# Selected passage:
#####
2021 Recipients

 

2021 Recipients

Jessica Camille Aguirre

Jessica Camille Aguirre is a journalist from California. Her writing, mostly focused on climate, nature and people at extremes, has appeared online or in print at The New York Times Magazine, Harper’s Magazine, n+1, The New York Review of Books and Vanity Fair.

Sam Bloch

Sam Bloch is a contributing writer at The Counter, where he covers business, environment and culture. His work has appeared in The New York Times, L.A. Weekly, Places Journal, and Bloomberg CityLab, and he is writing a book about shade for Random House. Bloch lives in New York.

Mark Braude

Mark Braude is the author of The Invisible Emperor (Penguin Press, 2018) and Making Monte Carlo (Simon & Schuster, 2016). He has been a visiting fellow at the American Library in Paris, a postdoctoral fellow at Stanford University, and an NEH Public Scholar. He lives in Vancouver with his wife and their two daughters.
#####
# Given exercise 1:
Swap "dropdown" for "select" in the records, starting at their first line and stopping after the line that contains "col-pct-label: % [241, 332, 248, 340]", with everything else unchanged. Return only those lines.
The records have no connection to the text above.
#####
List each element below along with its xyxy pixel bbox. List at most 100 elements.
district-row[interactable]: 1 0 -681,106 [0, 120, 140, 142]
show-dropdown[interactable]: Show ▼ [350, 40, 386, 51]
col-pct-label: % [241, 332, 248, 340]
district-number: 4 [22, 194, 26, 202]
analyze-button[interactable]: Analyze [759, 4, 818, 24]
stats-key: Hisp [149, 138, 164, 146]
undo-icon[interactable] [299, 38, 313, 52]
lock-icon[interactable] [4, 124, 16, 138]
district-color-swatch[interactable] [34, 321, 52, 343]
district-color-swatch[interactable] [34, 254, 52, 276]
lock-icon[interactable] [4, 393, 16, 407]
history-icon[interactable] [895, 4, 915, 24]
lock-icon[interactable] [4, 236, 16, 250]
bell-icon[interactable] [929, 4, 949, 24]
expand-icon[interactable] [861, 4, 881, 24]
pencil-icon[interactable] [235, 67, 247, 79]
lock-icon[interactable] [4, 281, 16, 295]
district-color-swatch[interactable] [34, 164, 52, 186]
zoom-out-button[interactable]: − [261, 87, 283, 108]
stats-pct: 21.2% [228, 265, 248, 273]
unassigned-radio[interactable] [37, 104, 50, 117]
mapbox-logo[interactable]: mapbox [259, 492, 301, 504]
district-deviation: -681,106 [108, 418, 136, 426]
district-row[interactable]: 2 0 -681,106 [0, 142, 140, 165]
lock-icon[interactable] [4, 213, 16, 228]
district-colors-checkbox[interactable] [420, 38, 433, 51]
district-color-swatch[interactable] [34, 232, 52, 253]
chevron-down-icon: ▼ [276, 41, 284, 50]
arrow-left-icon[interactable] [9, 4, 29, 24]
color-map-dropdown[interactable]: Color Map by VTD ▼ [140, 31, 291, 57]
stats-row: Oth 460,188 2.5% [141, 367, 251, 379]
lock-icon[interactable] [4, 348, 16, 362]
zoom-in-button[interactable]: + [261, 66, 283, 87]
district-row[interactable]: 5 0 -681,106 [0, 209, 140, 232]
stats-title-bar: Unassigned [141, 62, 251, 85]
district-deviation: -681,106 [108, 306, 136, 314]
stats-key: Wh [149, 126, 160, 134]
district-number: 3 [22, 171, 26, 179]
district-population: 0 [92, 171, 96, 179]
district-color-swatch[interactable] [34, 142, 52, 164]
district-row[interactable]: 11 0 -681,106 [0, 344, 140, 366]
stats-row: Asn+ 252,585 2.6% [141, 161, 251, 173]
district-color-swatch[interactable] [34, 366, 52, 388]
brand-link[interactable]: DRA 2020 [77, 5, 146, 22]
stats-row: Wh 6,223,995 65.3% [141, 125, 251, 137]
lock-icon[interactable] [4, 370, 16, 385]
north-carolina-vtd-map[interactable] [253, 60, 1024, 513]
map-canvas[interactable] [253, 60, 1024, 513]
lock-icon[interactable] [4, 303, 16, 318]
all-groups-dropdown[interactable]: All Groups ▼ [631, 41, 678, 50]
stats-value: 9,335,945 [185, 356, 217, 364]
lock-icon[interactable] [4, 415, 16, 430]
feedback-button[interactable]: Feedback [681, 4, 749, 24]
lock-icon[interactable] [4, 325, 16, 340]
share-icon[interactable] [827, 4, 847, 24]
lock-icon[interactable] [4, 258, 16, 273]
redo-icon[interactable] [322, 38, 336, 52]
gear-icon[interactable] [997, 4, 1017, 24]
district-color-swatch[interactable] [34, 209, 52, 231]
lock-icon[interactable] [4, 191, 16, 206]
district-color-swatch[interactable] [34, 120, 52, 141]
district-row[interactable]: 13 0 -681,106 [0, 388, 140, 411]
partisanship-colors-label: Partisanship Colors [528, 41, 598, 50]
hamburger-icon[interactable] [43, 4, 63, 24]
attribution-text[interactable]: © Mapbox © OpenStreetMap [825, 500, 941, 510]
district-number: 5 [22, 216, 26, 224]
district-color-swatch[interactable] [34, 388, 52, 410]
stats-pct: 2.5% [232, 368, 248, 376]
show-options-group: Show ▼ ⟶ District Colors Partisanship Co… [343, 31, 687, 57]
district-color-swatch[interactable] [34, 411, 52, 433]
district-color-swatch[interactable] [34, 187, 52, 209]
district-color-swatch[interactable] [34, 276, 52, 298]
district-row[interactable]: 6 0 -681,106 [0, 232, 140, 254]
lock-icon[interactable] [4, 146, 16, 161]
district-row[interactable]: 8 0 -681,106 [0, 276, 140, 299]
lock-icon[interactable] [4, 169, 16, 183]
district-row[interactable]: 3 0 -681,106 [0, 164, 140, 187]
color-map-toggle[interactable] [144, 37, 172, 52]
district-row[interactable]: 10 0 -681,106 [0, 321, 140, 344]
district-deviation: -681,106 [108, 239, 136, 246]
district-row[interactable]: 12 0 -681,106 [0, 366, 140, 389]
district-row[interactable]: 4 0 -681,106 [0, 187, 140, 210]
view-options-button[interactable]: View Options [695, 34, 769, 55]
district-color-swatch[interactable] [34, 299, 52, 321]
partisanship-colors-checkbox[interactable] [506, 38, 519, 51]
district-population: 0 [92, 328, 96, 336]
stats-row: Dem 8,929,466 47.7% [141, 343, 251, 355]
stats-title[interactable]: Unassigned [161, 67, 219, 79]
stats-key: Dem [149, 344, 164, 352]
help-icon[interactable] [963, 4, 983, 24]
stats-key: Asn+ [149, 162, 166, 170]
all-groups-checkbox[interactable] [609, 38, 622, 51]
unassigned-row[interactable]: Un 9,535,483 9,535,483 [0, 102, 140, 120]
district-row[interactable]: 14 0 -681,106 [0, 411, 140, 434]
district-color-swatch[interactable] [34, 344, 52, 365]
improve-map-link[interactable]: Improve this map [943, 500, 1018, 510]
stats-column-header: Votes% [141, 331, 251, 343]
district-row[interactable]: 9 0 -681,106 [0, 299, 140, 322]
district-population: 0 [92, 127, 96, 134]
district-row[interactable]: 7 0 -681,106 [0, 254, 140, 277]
#####
# Given exercise 2:
Supply the next part of the 2021 recipients list, starting after its last sentence.

# Task output 1:
List each element below along with its xyxy pixel bbox. List at most 100 elements.
district-row[interactable]: 1 0 -681,106 [0, 120, 140, 142]
show-select[interactable]: Show ▼ [350, 40, 386, 51]
col-pct-label: % [241, 332, 248, 340]

# Task output 2:
Heather Clark

Heather Clark is the author of three award-winning books, most recently Red Comet: The Short Life and Blazing Art of Sylvia Plath, which was a finalist for the Pulitzer Prize, the National Book Critics Circle Award, and the LA Times Book Prize, and winner of the Slightly Foxed Prize for Best First Biography. She lives in New York.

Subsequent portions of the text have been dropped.